==== SUPPLIED DATA
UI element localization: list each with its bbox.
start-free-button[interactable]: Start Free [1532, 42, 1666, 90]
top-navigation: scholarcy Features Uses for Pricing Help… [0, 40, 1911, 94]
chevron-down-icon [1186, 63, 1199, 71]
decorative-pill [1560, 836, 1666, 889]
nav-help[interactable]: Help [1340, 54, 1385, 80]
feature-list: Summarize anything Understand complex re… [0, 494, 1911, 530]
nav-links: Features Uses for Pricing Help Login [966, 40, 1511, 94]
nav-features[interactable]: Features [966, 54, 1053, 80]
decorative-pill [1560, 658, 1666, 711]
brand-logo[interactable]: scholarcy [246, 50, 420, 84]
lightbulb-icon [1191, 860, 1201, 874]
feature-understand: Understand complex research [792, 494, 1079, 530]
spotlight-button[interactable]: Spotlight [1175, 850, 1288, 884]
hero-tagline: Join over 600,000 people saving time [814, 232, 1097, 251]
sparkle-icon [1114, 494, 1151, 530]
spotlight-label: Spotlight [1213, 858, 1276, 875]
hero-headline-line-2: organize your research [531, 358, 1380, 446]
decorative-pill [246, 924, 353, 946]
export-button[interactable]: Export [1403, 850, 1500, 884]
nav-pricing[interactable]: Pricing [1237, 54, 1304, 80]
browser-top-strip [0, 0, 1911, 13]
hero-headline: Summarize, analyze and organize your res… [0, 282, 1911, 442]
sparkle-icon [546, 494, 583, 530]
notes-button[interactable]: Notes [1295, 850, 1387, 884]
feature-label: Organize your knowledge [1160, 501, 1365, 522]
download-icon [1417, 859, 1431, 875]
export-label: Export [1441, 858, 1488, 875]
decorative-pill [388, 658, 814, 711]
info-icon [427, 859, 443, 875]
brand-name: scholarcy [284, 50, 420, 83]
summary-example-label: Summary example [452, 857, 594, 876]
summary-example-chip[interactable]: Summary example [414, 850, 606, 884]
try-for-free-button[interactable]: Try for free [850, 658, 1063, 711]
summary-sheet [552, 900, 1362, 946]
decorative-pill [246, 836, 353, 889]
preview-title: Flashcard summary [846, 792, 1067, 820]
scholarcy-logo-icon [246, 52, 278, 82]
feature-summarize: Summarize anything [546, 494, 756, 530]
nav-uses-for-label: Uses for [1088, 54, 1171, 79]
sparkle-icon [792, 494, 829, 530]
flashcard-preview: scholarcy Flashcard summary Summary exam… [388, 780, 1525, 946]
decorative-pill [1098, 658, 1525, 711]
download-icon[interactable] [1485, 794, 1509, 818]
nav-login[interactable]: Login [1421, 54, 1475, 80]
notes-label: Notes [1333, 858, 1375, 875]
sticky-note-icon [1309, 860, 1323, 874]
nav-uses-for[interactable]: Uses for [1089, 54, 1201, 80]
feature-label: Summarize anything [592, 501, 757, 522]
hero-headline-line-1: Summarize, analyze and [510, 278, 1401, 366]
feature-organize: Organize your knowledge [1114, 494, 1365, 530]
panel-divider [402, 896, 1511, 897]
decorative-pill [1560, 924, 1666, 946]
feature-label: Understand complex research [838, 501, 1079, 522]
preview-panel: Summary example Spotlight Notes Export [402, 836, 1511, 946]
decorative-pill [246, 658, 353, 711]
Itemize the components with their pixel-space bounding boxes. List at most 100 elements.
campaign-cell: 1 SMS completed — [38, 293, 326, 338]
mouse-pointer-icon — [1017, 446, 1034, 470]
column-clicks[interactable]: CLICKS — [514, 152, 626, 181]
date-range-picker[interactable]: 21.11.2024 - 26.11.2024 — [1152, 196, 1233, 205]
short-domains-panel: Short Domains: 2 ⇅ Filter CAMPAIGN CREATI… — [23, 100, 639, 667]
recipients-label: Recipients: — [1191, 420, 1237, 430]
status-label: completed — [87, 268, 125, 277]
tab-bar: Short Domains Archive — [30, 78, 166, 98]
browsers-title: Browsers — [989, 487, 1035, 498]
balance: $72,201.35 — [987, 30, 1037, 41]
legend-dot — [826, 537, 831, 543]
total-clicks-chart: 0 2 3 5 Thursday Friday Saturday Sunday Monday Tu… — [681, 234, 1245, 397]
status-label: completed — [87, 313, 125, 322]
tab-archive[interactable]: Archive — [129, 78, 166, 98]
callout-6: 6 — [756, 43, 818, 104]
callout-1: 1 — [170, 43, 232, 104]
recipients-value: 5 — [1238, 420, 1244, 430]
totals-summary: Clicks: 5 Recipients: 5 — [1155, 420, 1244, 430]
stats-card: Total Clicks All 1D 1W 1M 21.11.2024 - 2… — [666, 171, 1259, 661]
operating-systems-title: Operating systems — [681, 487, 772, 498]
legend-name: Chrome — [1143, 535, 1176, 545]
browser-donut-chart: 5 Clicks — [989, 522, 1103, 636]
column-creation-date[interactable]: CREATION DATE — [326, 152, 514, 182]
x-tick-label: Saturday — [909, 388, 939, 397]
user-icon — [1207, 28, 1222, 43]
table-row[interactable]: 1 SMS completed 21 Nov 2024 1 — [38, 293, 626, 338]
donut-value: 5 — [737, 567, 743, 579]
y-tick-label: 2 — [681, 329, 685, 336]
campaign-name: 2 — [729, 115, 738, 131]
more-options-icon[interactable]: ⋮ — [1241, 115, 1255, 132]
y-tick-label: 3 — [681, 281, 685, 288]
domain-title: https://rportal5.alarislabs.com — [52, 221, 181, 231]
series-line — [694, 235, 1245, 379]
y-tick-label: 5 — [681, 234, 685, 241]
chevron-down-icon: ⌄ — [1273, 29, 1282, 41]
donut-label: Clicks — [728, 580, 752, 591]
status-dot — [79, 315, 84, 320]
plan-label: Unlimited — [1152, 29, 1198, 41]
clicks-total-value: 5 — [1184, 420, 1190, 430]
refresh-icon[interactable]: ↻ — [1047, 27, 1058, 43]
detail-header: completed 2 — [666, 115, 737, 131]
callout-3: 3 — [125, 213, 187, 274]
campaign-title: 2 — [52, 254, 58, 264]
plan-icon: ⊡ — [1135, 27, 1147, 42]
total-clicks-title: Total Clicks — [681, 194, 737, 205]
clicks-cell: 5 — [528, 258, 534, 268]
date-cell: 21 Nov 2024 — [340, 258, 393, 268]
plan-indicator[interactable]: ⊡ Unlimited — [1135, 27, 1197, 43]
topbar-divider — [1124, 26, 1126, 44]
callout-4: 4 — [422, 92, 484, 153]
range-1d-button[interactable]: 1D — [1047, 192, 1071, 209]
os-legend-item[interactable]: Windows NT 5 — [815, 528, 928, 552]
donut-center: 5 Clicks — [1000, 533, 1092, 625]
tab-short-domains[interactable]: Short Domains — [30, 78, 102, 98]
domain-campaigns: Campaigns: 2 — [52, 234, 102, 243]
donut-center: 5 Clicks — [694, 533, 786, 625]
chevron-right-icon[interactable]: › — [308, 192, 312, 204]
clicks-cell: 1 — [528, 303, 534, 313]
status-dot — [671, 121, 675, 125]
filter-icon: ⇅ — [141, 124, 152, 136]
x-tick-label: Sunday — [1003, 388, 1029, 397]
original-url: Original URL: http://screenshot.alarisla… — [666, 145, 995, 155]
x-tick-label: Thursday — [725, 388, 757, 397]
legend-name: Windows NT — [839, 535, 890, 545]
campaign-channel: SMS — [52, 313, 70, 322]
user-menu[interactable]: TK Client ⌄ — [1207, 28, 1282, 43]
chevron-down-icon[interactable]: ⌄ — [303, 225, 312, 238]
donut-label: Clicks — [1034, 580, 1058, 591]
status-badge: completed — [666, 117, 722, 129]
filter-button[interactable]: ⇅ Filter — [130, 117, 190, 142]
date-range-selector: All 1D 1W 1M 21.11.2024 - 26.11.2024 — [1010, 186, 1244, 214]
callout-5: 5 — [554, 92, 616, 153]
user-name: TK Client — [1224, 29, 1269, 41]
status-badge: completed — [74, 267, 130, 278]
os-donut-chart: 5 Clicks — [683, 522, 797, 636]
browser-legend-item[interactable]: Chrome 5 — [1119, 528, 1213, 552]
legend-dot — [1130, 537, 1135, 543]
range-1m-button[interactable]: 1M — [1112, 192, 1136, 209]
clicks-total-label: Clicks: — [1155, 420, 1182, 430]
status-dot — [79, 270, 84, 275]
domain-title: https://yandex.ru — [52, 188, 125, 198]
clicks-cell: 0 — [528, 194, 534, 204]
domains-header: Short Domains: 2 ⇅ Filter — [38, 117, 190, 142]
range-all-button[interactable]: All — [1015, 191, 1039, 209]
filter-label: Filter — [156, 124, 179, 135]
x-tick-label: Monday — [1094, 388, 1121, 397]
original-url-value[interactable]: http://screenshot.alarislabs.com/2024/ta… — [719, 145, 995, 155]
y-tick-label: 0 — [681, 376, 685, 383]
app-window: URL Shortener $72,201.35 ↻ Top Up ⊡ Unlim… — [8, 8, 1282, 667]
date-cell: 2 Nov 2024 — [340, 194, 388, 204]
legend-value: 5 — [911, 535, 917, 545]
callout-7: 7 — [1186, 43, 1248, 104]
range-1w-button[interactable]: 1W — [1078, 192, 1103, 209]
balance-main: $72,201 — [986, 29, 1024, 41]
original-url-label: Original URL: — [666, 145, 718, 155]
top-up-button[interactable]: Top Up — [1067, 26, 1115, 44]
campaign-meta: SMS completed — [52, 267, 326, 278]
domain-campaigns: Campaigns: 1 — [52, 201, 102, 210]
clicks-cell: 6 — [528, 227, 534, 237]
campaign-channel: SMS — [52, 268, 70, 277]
========
— DIRECTIVE —
Please return the lines of the records exactly as they appear, starting with the first line and going on through the line containing "nav-help[interactable]: Help [1340, 54, 1385, 80]", both ends included.

— ANSWER IN FULL —
UI element localization: list each with its bbox.
start-free-button[interactable]: Start Free [1532, 42, 1666, 90]
top-navigation: scholarcy Features Uses for Pricing Help… [0, 40, 1911, 94]
chevron-down-icon [1186, 63, 1199, 71]
decorative-pill [1560, 836, 1666, 889]
nav-help[interactable]: Help [1340, 54, 1385, 80]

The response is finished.